◆ **What is needed**
List all the lines in these records that hold "screenshot".

Dataset items
┄┄┄┄┄┄┄┄┄┄

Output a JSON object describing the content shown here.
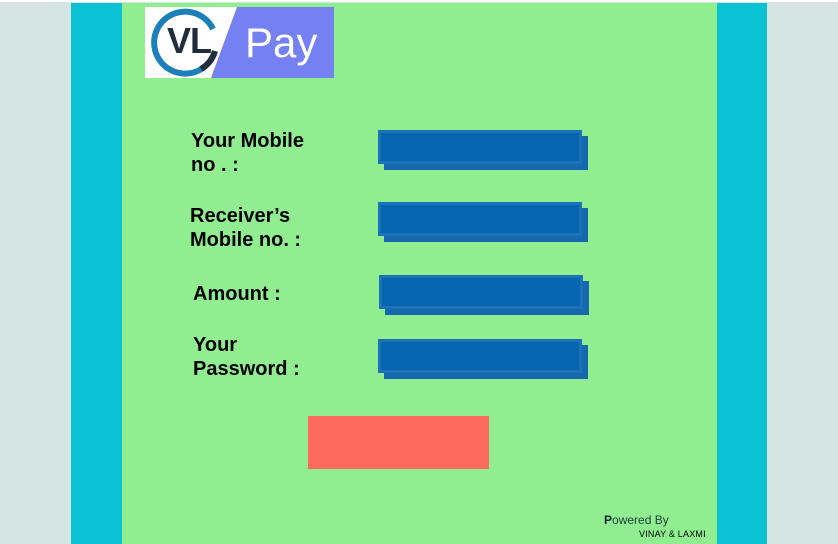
{
  "logo": {
    "vl_text": "VL",
    "pay_text": "Pay",
    "ring_color": "#1b7fba",
    "pay_color": "#7581f2"
  },
  "form": {
    "fields": [
      {
        "label": "Your Mobile\nno . :",
        "value": "",
        "placeholder": ""
      },
      {
        "label": "Receiver’s\nMobile no. :",
        "value": "",
        "placeholder": ""
      },
      {
        "label": "Amount   :",
        "value": "",
        "placeholder": ""
      },
      {
        "label": "Your\nPassword :",
        "value": "",
        "placeholder": ""
      }
    ],
    "submit_label": ""
  },
  "footer": {
    "powered_first": "P",
    "powered_rest": "owered By",
    "authors": "VINAY & LAXMI"
  },
  "colors": {
    "panel": "#90ee90",
    "frame": "#0bc2d5",
    "input": "#0764ae",
    "button": "#ff6a5e"
  }
}
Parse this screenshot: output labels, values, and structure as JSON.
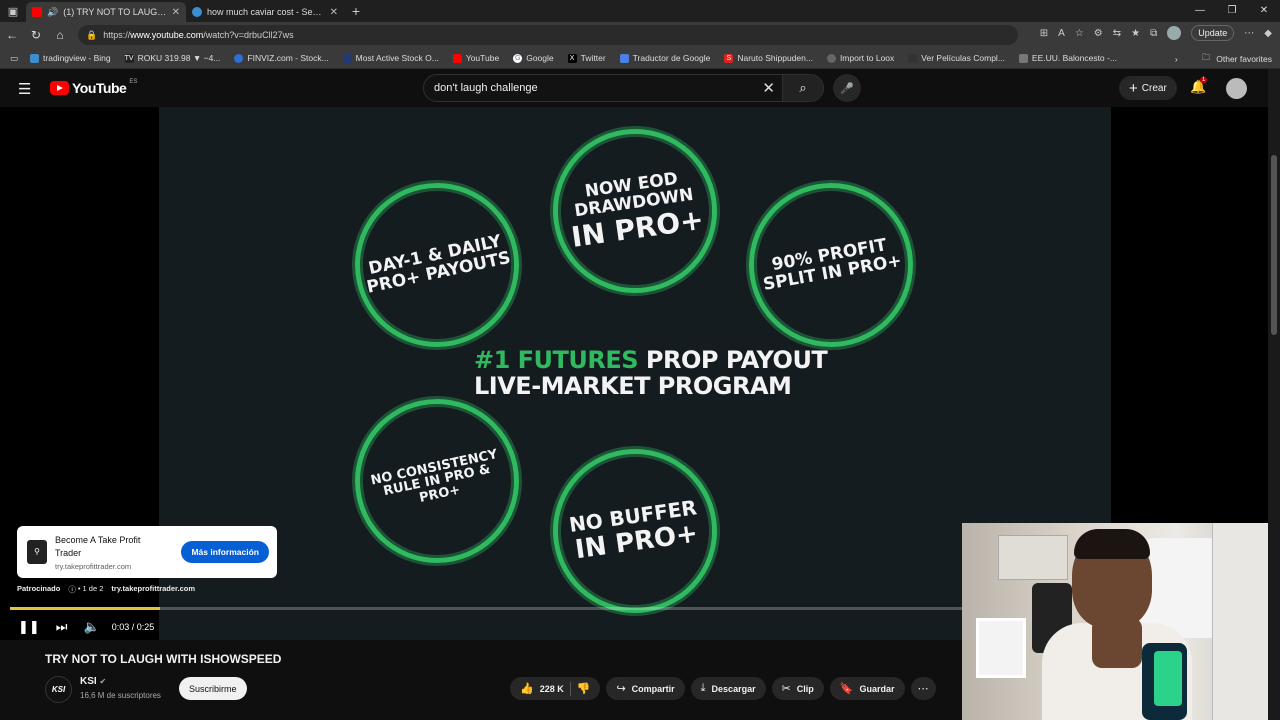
{
  "browser": {
    "tabs": [
      {
        "title": "(1) TRY NOT TO LAUGH WITH ISHOWSPEED",
        "favicon_color": "#ff0000",
        "active": true
      },
      {
        "title": "how much caviar cost - Search",
        "favicon_color": "#3b8ed0",
        "active": false
      }
    ],
    "url_prefix": "https://",
    "url_domain": "www.youtube.com",
    "url_path": "/watch?v=drbuCll27ws",
    "update_label": "Update",
    "bookmarks": [
      {
        "label": "tradingview - Bing",
        "icon_color": "#3b8ed0"
      },
      {
        "label": "ROKU 319.98 ▼ −4...",
        "icon_color": "#222",
        "icon_text": "TV"
      },
      {
        "label": "FINVIZ.com - Stock...",
        "icon_color": "#2f6fd1"
      },
      {
        "label": "Most Active Stock O...",
        "icon_color": "#223a70"
      },
      {
        "label": "YouTube",
        "icon_color": "#ff0000"
      },
      {
        "label": "Google",
        "icon_color": "#ffffff"
      },
      {
        "label": "Twitter",
        "icon_color": "#000000",
        "icon_text": "X"
      },
      {
        "label": "Traductor de Google",
        "icon_color": "#4a80e8"
      },
      {
        "label": "Naruto Shippuden...",
        "icon_color": "#d22",
        "icon_text": "S"
      },
      {
        "label": "Import to Loox",
        "icon_color": "#666"
      },
      {
        "label": "Ver Películas Compl...",
        "icon_color": "#333"
      },
      {
        "label": "EE.UU. Baloncesto -...",
        "icon_color": "#777"
      }
    ],
    "other_favorites": "Other favorites"
  },
  "youtube": {
    "logo_text": "YouTube",
    "region": "ES",
    "search_query": "don't laugh challenge",
    "create_label": "Crear",
    "notification_count": "1"
  },
  "video": {
    "stamps": [
      {
        "lines": [
          "DAY-1 & DAILY",
          "PRO+ PAYOUTS"
        ]
      },
      {
        "lines": [
          "NOW EOD",
          "DRAWDOWN",
          "IN PRO+"
        ]
      },
      {
        "lines": [
          "90% PROFIT",
          "SPLIT IN PRO+"
        ]
      },
      {
        "lines": [
          "NO CONSISTENCY",
          "RULE IN PRO & PRO+"
        ]
      },
      {
        "lines": [
          "NO BUFFER",
          "IN PRO+"
        ]
      }
    ],
    "headline_green": "#1 FUTURES",
    "headline_white": " PROP PAYOUT",
    "headline_line2": "LIVE-MARKET PROGRAM",
    "time": "0:03 / 0:25",
    "progress": 0.12,
    "accent": "#2fba60"
  },
  "ad": {
    "title": "Become A Take Profit Trader",
    "url": "try.takeprofittrader.com",
    "cta": "Más información",
    "sponsored": "Patrocinado",
    "count": "• 1 de 2",
    "meta_url": "try.takeprofittrader.com"
  },
  "watch": {
    "title": "TRY NOT TO LAUGH WITH ISHOWSPEED",
    "channel": "KSI",
    "channel_avatar_text": "KSI",
    "subscribers": "16,6 M de suscriptores",
    "subscribe": "Suscribirme",
    "likes": "228 K",
    "share": "Compartir",
    "download": "Descargar",
    "clip": "Clip",
    "save": "Guardar"
  }
}
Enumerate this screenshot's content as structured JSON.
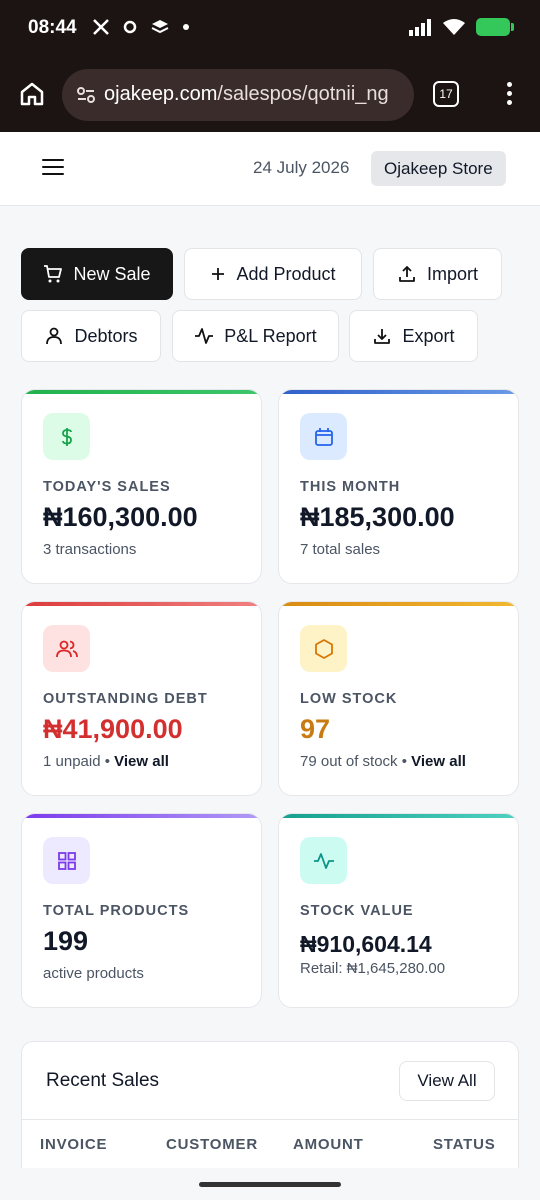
{
  "status_bar": {
    "time": "08:44",
    "battery_color": "#34c759"
  },
  "browser": {
    "url_host": "ojakeep.com",
    "url_path": "/salespos/qotnii_ng",
    "tab_count": "17"
  },
  "header": {
    "date": "24 July 2026",
    "store_name": "Ojakeep Store"
  },
  "actions": {
    "new_sale": "New Sale",
    "add_product": "Add Product",
    "import": "Import",
    "debtors": "Debtors",
    "pl_report": "P&L Report",
    "export": "Export"
  },
  "cards": {
    "todays_sales": {
      "label": "TODAY'S SALES",
      "value": "₦160,300.00",
      "sub": "3 transactions",
      "accent": "#22b14c",
      "icon": "dollar-icon"
    },
    "this_month": {
      "label": "THIS MONTH",
      "value": "₦185,300.00",
      "sub": "7 total sales",
      "accent": "#3b6fd8",
      "icon": "calendar-icon"
    },
    "outstanding_debt": {
      "label": "OUTSTANDING DEBT",
      "value": "₦41,900.00",
      "sub": "1 unpaid",
      "link": "View all",
      "accent": "#dc3b3b",
      "icon": "users-icon"
    },
    "low_stock": {
      "label": "LOW STOCK",
      "value": "97",
      "sub": "79 out of stock",
      "link": "View all",
      "accent": "#e0a020",
      "icon": "hexagon-icon"
    },
    "total_products": {
      "label": "TOTAL PRODUCTS",
      "value": "199",
      "sub": "active products",
      "accent": "#8b5cf6",
      "icon": "grid-icon"
    },
    "stock_value": {
      "label": "STOCK VALUE",
      "value": "₦910,604.14",
      "sub": "Retail: ₦1,645,280.00",
      "accent": "#20b2a0",
      "icon": "activity-icon"
    }
  },
  "recent_sales": {
    "title": "Recent Sales",
    "view_all": "View All",
    "columns": [
      "INVOICE",
      "CUSTOMER",
      "AMOUNT",
      "STATUS"
    ]
  }
}
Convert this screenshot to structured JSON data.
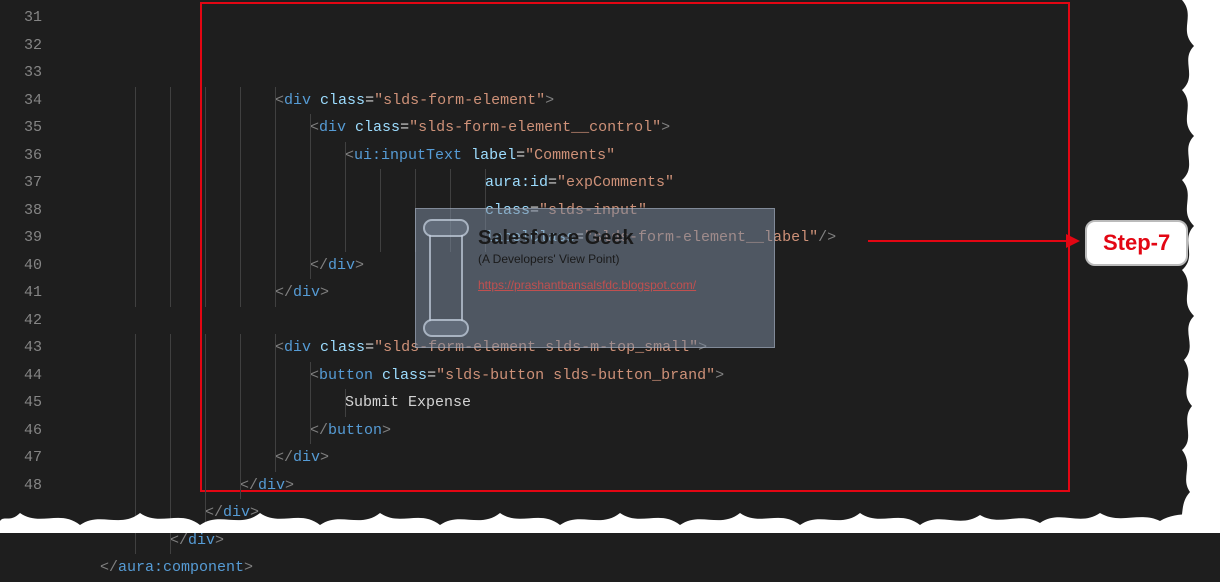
{
  "badge": {
    "label": "Step-7"
  },
  "watermark": {
    "title": "Salesforce Geek",
    "subtitle": "(A Developers' View Point)",
    "url": "https://prashantbansalsfdc.blogspot.com/"
  },
  "gutter": {
    "start": 31,
    "end": 48
  },
  "code": {
    "lines": [
      {
        "n": 31,
        "indent": 5,
        "tokens": [
          [
            "punc",
            "<"
          ],
          [
            "tag",
            "div"
          ],
          [
            "text",
            " "
          ],
          [
            "attr",
            "class"
          ],
          [
            "eq",
            "="
          ],
          [
            "str",
            "\"slds-form-element\""
          ],
          [
            "punc",
            ">"
          ]
        ]
      },
      {
        "n": 32,
        "indent": 6,
        "tokens": [
          [
            "punc",
            "<"
          ],
          [
            "tag",
            "div"
          ],
          [
            "text",
            " "
          ],
          [
            "attr",
            "class"
          ],
          [
            "eq",
            "="
          ],
          [
            "str",
            "\"slds-form-element__control\""
          ],
          [
            "punc",
            ">"
          ]
        ]
      },
      {
        "n": 33,
        "indent": 7,
        "tokens": [
          [
            "punc",
            "<"
          ],
          [
            "tag",
            "ui:inputText"
          ],
          [
            "text",
            " "
          ],
          [
            "attr",
            "label"
          ],
          [
            "eq",
            "="
          ],
          [
            "str",
            "\"Comments\""
          ]
        ]
      },
      {
        "n": 34,
        "indent": 11,
        "tokens": [
          [
            "attr",
            "aura:id"
          ],
          [
            "eq",
            "="
          ],
          [
            "str",
            "\"expComments\""
          ]
        ]
      },
      {
        "n": 35,
        "indent": 11,
        "tokens": [
          [
            "attr",
            "class"
          ],
          [
            "eq",
            "="
          ],
          [
            "str",
            "\"slds-input\""
          ]
        ]
      },
      {
        "n": 36,
        "indent": 11,
        "tokens": [
          [
            "attr",
            "labelClass"
          ],
          [
            "eq",
            "="
          ],
          [
            "str",
            "\"slds-form-element__label\""
          ],
          [
            "punc",
            "/>"
          ]
        ]
      },
      {
        "n": 37,
        "indent": 6,
        "tokens": [
          [
            "punc",
            "</"
          ],
          [
            "tag",
            "div"
          ],
          [
            "punc",
            ">"
          ]
        ]
      },
      {
        "n": 38,
        "indent": 5,
        "tokens": [
          [
            "punc",
            "</"
          ],
          [
            "tag",
            "div"
          ],
          [
            "punc",
            ">"
          ]
        ]
      },
      {
        "n": 39,
        "indent": 0,
        "tokens": []
      },
      {
        "n": 40,
        "indent": 5,
        "tokens": [
          [
            "punc",
            "<"
          ],
          [
            "tag",
            "div"
          ],
          [
            "text",
            " "
          ],
          [
            "attr",
            "class"
          ],
          [
            "eq",
            "="
          ],
          [
            "str",
            "\"slds-form-element slds-m-top_small\""
          ],
          [
            "punc",
            ">"
          ]
        ]
      },
      {
        "n": 41,
        "indent": 6,
        "tokens": [
          [
            "punc",
            "<"
          ],
          [
            "tag",
            "button"
          ],
          [
            "text",
            " "
          ],
          [
            "attr",
            "class"
          ],
          [
            "eq",
            "="
          ],
          [
            "str",
            "\"slds-button slds-button_brand\""
          ],
          [
            "punc",
            ">"
          ]
        ]
      },
      {
        "n": 42,
        "indent": 7,
        "tokens": [
          [
            "text",
            "Submit Expense"
          ]
        ]
      },
      {
        "n": 43,
        "indent": 6,
        "tokens": [
          [
            "punc",
            "</"
          ],
          [
            "tag",
            "button"
          ],
          [
            "punc",
            ">"
          ]
        ]
      },
      {
        "n": 44,
        "indent": 5,
        "tokens": [
          [
            "punc",
            "</"
          ],
          [
            "tag",
            "div"
          ],
          [
            "punc",
            ">"
          ]
        ]
      },
      {
        "n": 45,
        "indent": 4,
        "tokens": [
          [
            "punc",
            "</"
          ],
          [
            "tag",
            "div"
          ],
          [
            "punc",
            ">"
          ]
        ]
      },
      {
        "n": 46,
        "indent": 3,
        "tokens": [
          [
            "punc",
            "</"
          ],
          [
            "tag",
            "div"
          ],
          [
            "punc",
            ">"
          ]
        ]
      },
      {
        "n": 47,
        "indent": 2,
        "tokens": [
          [
            "punc",
            "</"
          ],
          [
            "tag",
            "div"
          ],
          [
            "punc",
            ">"
          ]
        ]
      },
      {
        "n": 48,
        "indent": 0,
        "tokens": [
          [
            "punc",
            "</"
          ],
          [
            "tag",
            "aura:component"
          ],
          [
            "punc",
            ">"
          ]
        ]
      }
    ]
  }
}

┄┄┄┄┄┄┄┄┄┄

◆ **Response to this task**
Parse this screenshot: output labels, values, and structure as JSON.
Enumerate this screenshot's content as structured JSON.
Convert this screenshot to structured JSON data.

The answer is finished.